## ROWS:
......

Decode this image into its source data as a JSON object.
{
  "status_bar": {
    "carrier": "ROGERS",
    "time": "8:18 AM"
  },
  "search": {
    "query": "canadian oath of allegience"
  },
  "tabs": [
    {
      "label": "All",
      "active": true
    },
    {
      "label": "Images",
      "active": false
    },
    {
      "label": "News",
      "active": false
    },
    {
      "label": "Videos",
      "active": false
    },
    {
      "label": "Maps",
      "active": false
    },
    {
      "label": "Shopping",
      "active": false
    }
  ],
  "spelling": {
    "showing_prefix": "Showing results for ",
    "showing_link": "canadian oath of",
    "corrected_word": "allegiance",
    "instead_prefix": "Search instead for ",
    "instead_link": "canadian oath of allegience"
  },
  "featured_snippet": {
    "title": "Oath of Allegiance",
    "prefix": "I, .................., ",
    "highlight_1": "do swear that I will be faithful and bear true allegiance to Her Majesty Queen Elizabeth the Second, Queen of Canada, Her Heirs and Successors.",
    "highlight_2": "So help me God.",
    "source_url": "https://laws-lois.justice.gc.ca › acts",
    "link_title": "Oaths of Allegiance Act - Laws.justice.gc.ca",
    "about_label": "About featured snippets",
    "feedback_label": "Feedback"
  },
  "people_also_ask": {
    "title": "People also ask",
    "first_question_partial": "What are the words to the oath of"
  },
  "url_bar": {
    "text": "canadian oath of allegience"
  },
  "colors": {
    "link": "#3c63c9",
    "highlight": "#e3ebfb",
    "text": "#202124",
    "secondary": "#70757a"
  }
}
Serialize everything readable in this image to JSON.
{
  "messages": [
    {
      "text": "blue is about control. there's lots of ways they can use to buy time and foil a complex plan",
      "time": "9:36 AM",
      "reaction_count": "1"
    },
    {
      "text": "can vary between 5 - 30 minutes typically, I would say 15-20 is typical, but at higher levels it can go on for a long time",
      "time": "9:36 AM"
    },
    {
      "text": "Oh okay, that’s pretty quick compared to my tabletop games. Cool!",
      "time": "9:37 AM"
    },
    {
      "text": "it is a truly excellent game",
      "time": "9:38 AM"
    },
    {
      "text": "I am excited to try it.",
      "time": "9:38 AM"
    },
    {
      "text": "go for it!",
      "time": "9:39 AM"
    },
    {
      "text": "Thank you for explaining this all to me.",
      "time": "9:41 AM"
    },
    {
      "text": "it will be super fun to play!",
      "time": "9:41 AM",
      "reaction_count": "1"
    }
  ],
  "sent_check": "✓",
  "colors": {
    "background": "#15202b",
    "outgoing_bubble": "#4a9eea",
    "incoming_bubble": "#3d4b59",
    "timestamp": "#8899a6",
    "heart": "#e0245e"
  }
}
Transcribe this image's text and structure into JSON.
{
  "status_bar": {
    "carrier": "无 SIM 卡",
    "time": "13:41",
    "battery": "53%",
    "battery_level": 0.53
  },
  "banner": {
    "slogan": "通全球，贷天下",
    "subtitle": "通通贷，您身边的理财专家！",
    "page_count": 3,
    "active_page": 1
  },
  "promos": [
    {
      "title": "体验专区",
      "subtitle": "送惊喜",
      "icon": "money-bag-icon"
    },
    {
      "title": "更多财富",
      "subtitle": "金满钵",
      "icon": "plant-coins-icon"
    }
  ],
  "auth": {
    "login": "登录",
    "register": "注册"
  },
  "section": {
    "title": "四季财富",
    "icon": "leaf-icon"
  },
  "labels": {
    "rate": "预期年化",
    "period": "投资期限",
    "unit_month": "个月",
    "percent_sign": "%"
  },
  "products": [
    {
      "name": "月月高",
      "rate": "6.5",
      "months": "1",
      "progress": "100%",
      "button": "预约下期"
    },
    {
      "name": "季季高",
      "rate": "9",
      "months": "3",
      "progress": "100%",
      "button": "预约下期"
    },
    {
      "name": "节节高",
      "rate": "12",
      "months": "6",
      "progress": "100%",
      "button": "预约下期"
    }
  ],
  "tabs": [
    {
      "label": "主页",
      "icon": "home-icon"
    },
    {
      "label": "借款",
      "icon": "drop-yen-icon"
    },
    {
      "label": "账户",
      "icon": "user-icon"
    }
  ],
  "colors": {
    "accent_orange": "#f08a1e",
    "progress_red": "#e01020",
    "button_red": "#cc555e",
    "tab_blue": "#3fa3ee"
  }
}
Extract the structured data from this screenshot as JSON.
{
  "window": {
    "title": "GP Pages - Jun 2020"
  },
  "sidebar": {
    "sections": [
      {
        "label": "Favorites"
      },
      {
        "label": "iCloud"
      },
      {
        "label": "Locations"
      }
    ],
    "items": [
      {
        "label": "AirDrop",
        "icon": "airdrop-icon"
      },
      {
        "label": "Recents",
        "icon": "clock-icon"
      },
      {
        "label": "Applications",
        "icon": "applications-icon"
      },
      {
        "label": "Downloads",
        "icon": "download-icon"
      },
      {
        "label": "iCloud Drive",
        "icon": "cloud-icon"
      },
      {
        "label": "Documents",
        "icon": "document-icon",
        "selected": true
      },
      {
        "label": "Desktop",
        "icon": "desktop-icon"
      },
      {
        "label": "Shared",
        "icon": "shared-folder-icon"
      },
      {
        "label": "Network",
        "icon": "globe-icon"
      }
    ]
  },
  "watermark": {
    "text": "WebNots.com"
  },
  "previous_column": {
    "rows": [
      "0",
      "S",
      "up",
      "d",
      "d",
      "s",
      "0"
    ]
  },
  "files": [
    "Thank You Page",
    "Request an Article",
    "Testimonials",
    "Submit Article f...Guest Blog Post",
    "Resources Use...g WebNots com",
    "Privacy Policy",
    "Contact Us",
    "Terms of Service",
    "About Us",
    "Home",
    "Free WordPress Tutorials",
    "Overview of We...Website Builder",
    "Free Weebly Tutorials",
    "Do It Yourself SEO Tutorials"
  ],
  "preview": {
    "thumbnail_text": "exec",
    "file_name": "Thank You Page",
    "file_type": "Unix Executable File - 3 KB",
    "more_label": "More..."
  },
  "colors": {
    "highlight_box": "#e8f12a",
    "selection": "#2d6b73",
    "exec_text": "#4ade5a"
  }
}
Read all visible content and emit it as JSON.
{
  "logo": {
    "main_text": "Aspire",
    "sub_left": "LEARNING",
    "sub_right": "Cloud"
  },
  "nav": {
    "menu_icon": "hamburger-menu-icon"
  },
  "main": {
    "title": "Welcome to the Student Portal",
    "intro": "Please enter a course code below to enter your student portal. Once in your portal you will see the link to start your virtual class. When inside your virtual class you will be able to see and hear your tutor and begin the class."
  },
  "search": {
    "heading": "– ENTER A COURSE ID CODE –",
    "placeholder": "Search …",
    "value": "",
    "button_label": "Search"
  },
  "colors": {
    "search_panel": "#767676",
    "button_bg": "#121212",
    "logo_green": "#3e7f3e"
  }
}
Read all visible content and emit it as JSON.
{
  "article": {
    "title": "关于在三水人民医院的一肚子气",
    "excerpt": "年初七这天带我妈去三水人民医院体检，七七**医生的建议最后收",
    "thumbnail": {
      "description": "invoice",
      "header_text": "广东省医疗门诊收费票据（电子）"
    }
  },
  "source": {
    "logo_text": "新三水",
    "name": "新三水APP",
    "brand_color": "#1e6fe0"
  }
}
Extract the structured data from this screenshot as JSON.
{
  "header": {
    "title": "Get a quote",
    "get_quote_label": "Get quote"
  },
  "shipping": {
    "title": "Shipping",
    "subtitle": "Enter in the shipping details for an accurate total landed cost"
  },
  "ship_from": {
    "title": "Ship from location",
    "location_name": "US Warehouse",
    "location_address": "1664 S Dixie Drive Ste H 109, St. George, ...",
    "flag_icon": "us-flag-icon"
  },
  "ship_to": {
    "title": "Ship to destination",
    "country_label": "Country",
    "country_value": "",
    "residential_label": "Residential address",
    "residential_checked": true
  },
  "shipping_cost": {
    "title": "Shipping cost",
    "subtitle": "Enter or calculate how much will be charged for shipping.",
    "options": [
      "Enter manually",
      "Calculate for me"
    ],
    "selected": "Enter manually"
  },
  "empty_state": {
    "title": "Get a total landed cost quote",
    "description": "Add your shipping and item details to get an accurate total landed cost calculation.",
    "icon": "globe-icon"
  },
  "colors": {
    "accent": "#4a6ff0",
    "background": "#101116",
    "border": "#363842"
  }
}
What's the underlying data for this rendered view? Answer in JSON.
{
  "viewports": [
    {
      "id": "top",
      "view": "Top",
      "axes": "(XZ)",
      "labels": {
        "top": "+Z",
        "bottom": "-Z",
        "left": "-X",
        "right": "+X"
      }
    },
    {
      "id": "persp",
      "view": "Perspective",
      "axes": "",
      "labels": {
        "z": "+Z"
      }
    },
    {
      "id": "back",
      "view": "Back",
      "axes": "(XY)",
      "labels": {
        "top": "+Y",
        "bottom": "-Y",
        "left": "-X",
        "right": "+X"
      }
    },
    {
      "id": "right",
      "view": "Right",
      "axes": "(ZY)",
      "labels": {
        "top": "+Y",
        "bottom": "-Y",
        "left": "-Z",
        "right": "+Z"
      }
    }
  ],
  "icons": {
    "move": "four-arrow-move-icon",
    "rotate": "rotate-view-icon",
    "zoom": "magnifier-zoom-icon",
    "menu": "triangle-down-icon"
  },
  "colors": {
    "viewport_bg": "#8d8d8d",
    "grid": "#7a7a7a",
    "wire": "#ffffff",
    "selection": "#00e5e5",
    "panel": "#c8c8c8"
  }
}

......

## SET EXERCISE:
A single figure is required: the number of lines above in which the word "selection" occurs.

## RESULT OF THE EXERCISE:
2